"""

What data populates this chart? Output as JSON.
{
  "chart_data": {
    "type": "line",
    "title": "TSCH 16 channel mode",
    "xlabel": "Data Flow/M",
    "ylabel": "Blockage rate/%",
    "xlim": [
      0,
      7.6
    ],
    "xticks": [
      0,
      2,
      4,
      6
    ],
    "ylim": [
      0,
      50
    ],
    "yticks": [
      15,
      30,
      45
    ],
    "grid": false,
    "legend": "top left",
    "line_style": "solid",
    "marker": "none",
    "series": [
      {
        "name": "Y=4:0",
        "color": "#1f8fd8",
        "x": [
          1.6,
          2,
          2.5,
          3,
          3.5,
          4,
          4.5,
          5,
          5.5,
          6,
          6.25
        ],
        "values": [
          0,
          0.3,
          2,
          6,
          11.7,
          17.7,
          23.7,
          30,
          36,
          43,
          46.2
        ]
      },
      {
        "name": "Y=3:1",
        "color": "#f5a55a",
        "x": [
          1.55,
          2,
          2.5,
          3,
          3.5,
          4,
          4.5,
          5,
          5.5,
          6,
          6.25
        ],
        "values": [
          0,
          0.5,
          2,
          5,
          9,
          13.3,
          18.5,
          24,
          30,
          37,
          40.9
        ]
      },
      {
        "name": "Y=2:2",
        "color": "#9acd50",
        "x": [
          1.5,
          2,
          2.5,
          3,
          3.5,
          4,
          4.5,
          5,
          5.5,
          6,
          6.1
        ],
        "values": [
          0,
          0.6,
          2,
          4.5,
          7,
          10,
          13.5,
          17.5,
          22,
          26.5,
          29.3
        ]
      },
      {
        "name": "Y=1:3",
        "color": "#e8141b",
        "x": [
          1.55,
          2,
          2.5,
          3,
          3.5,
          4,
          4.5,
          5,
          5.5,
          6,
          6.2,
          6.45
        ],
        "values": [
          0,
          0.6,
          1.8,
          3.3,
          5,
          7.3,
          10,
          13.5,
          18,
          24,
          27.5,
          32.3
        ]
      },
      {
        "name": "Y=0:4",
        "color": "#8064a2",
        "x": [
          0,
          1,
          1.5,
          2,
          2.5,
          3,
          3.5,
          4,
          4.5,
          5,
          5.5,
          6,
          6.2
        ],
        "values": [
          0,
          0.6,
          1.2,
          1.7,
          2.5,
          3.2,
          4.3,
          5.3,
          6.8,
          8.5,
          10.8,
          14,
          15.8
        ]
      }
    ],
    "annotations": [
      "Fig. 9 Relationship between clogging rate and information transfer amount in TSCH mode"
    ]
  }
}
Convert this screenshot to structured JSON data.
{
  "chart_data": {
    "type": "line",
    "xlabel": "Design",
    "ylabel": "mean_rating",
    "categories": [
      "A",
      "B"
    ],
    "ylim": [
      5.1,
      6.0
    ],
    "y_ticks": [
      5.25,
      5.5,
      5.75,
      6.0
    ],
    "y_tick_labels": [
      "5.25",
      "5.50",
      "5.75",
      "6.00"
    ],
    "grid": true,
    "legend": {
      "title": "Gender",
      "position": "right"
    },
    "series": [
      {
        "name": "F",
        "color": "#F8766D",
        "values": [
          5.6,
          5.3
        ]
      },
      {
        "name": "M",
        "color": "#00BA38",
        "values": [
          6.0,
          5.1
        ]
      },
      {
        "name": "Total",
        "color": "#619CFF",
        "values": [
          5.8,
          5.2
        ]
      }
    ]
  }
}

"""

- **Your instructions**: The line containing "Convert this screenshot" and every line after it, through the end of the records, should be repeated exactly and alone.

- **Result**:
Convert this screenshot to structured JSON data.
{
  "chart_data": {
    "type": "line",
    "xlabel": "Design",
    "ylabel": "mean_rating",
    "categories": [
      "A",
      "B"
    ],
    "ylim": [
      5.1,
      6.0
    ],
    "y_ticks": [
      5.25,
      5.5,
      5.75,
      6.0
    ],
    "y_tick_labels": [
      "5.25",
      "5.50",
      "5.75",
      "6.00"
    ],
    "grid": true,
    "legend": {
      "title": "Gender",
      "position": "right"
    },
    "series": [
      {
        "name": "F",
        "color": "#F8766D",
        "values": [
          5.6,
          5.3
        ]
      },
      {
        "name": "M",
        "color": "#00BA38",
        "values": [
          6.0,
          5.1
        ]
      },
      {
        "name": "Total",
        "color": "#619CFF",
        "values": [
          5.8,
          5.2
        ]
      }
    ]
  }
}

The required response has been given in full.